(Items from a dataset)
━━━
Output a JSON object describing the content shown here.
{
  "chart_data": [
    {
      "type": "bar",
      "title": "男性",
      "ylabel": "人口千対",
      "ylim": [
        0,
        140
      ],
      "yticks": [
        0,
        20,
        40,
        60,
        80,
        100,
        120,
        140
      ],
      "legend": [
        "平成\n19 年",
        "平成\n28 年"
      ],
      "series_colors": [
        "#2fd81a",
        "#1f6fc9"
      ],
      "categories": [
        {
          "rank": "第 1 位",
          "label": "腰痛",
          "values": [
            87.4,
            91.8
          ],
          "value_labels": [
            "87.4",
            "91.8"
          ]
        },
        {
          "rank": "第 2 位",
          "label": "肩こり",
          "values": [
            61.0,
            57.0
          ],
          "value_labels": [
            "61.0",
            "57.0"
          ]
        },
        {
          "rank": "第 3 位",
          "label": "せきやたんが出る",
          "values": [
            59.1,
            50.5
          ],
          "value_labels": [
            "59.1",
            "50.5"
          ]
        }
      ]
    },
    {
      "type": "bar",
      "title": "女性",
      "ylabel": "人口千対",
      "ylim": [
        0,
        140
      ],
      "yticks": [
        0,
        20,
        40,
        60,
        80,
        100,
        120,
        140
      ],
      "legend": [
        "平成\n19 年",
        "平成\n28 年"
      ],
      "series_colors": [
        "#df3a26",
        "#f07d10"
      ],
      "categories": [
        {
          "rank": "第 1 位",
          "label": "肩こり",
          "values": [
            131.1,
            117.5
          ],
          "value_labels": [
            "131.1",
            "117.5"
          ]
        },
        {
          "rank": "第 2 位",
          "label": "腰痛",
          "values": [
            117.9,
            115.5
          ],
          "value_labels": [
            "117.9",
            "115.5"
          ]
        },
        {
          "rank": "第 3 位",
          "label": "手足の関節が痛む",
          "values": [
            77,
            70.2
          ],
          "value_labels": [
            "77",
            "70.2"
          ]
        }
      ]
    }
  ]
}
━━━
Exercise goal: Extract every record and return it verbatim.

Task solution:
Output a JSON object describing the content shown here.
{
  "chart_data": [
    {
      "type": "bar",
      "title": "男性",
      "ylabel": "人口千対",
      "ylim": [
        0,
        140
      ],
      "yticks": [
        0,
        20,
        40,
        60,
        80,
        100,
        120,
        140
      ],
      "legend": [
        "平成\n19 年",
        "平成\n28 年"
      ],
      "series_colors": [
        "#2fd81a",
        "#1f6fc9"
      ],
      "categories": [
        {
          "rank": "第 1 位",
          "label": "腰痛",
          "values": [
            87.4,
            91.8
          ],
          "value_labels": [
            "87.4",
            "91.8"
          ]
        },
        {
          "rank": "第 2 位",
          "label": "肩こり",
          "values": [
            61.0,
            57.0
          ],
          "value_labels": [
            "61.0",
            "57.0"
          ]
        },
        {
          "rank": "第 3 位",
          "label": "せきやたんが出る",
          "values": [
            59.1,
            50.5
          ],
          "value_labels": [
            "59.1",
            "50.5"
          ]
        }
      ]
    },
    {
      "type": "bar",
      "title": "女性",
      "ylabel": "人口千対",
      "ylim": [
        0,
        140
      ],
      "yticks": [
        0,
        20,
        40,
        60,
        80,
        100,
        120,
        140
      ],
      "legend": [
        "平成\n19 年",
        "平成\n28 年"
      ],
      "series_colors": [
        "#df3a26",
        "#f07d10"
      ],
      "categories": [
        {
          "rank": "第 1 位",
          "label": "肩こり",
          "values": [
            131.1,
            117.5
          ],
          "value_labels": [
            "131.1",
            "117.5"
          ]
        },
        {
          "rank": "第 2 位",
          "label": "腰痛",
          "values": [
            117.9,
            115.5
          ],
          "value_labels": [
            "117.9",
            "115.5"
          ]
        },
        {
          "rank": "第 3 位",
          "label": "手足の関節が痛む",
          "values": [
            77,
            70.2
          ],
          "value_labels": [
            "77",
            "70.2"
          ]
        }
      ]
    }
  ]
}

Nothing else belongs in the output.